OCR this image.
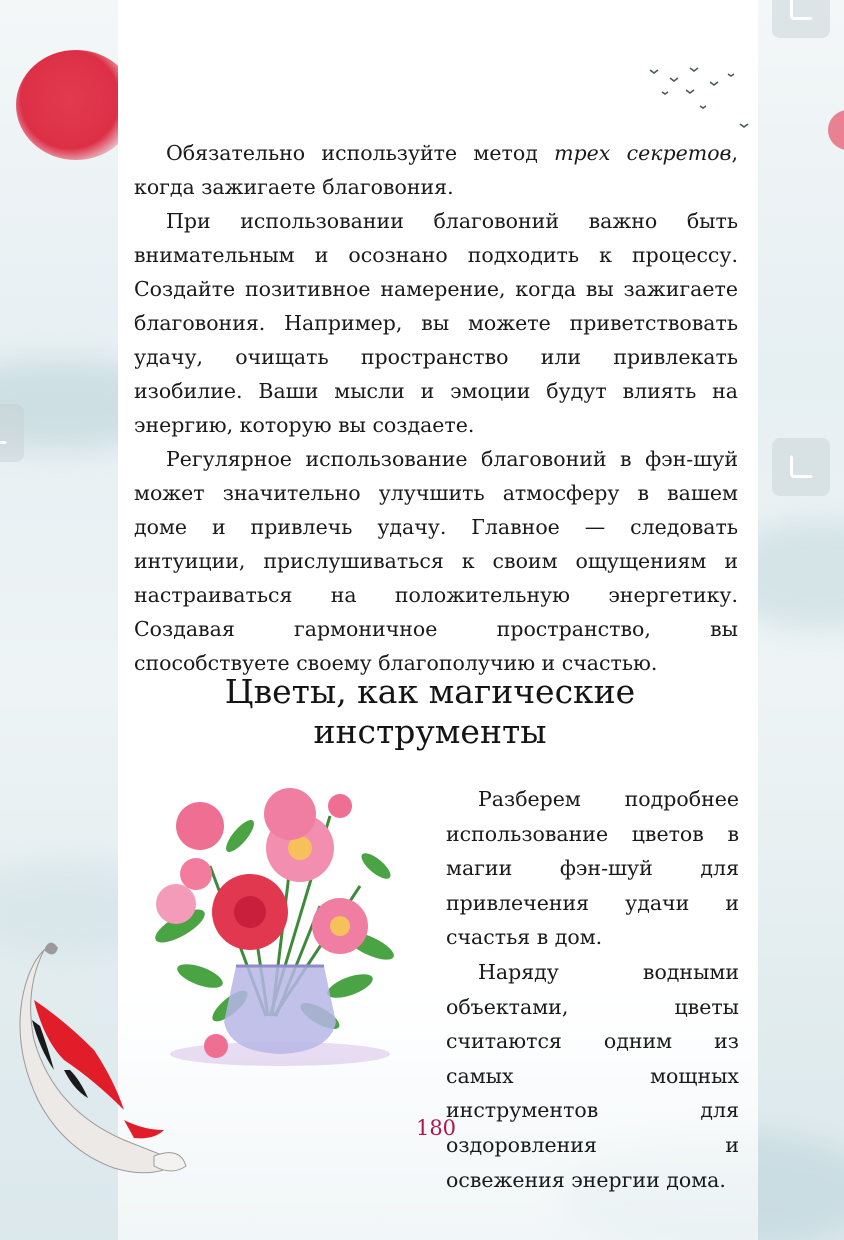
Обязательно используйте метод трех секретов, когда зажигаете благовония.

При использовании благовоний важно быть внимательным и осознано подходить к процессу. Создайте позитивное намерение, когда вы зажигаете благовония. Например, вы можете приветствовать удачу, очищать пространство или привлекать изобилие. Ваши мысли и эмоции будут влиять на энергию, которую вы создаете.

Регулярное использование благовоний в фэн-шуй может значительно улучшить атмосферу в вашем доме и привлечь удачу. Главное — следовать интуиции, прислушиваться к своим ощущениям и настраиваться на положительную энергетику. Создавая гармоничное пространство, вы способствуете своему благополучию и счастью.

Цветы, как магические
инструменты

Разберем подробнее использование цветов в магии фэн-шуй для привлечения удачи и счастья в дом.

Наряду водными объектами, цветы считаются одним из самых мощных инструментов для оздоровления и освежения энергии дома.

180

########

→ Stated goal:
State the count of lines holding the string "благовония" in the listing above, and nothing else.

→ Output for this task:
2